> EXERCISE AIM: Copy out each line of the data holding "Lain".
═══ TASK INPUT
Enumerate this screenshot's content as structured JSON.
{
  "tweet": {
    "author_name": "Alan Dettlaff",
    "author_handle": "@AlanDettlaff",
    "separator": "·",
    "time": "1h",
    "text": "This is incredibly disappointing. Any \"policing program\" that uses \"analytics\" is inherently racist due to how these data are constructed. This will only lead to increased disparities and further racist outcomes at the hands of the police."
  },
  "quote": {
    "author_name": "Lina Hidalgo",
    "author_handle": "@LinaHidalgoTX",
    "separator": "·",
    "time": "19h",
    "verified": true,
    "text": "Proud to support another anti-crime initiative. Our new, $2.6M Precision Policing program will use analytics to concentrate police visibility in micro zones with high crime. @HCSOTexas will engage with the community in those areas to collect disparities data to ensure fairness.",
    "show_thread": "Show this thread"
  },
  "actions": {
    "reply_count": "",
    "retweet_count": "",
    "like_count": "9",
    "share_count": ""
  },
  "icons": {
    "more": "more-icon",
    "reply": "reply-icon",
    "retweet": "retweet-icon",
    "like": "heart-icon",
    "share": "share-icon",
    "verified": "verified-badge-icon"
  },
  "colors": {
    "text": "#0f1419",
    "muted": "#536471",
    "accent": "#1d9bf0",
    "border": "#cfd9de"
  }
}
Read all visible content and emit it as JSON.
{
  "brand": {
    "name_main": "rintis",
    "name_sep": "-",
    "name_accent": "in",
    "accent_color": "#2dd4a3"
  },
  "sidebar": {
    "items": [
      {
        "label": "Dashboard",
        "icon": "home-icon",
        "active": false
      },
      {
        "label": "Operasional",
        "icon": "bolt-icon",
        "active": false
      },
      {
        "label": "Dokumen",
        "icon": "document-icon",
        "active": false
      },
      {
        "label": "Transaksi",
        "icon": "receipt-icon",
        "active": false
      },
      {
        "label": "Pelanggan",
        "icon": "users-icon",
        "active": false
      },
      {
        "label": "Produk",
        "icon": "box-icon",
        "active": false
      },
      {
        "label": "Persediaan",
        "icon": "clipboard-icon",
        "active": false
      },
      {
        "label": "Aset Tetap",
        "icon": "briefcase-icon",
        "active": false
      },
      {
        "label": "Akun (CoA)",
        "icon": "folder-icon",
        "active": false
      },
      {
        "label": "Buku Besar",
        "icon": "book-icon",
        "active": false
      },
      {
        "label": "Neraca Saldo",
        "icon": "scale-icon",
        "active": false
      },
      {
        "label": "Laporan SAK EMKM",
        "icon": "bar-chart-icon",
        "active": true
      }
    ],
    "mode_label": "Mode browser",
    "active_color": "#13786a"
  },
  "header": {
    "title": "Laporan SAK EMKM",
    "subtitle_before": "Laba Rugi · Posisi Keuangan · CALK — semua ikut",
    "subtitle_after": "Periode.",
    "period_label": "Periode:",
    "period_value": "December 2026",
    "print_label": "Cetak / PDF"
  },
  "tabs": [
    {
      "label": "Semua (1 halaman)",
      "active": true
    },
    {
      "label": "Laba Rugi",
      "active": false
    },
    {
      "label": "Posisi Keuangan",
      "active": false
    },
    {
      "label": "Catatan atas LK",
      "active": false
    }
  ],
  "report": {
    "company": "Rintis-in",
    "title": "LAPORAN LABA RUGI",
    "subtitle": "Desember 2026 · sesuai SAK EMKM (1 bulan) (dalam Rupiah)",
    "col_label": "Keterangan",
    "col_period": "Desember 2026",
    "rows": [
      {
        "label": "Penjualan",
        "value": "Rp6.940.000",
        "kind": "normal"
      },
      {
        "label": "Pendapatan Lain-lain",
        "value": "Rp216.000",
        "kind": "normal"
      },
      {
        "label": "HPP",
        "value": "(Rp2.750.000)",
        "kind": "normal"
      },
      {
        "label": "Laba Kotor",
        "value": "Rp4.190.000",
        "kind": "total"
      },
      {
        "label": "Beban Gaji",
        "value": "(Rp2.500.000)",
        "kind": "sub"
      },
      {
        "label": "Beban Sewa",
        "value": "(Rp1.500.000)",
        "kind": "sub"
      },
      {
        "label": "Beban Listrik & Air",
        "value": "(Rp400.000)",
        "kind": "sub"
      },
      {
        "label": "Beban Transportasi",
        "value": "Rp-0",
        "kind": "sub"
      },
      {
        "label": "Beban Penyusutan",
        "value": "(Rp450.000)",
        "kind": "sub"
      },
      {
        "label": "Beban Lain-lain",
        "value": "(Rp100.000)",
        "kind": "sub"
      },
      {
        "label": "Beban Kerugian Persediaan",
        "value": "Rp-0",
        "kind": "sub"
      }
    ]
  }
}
══════
> SOLVED EXERCISE:
        "label": "Pendapatan Lain-lain",
        "label": "Beban Lain-lain",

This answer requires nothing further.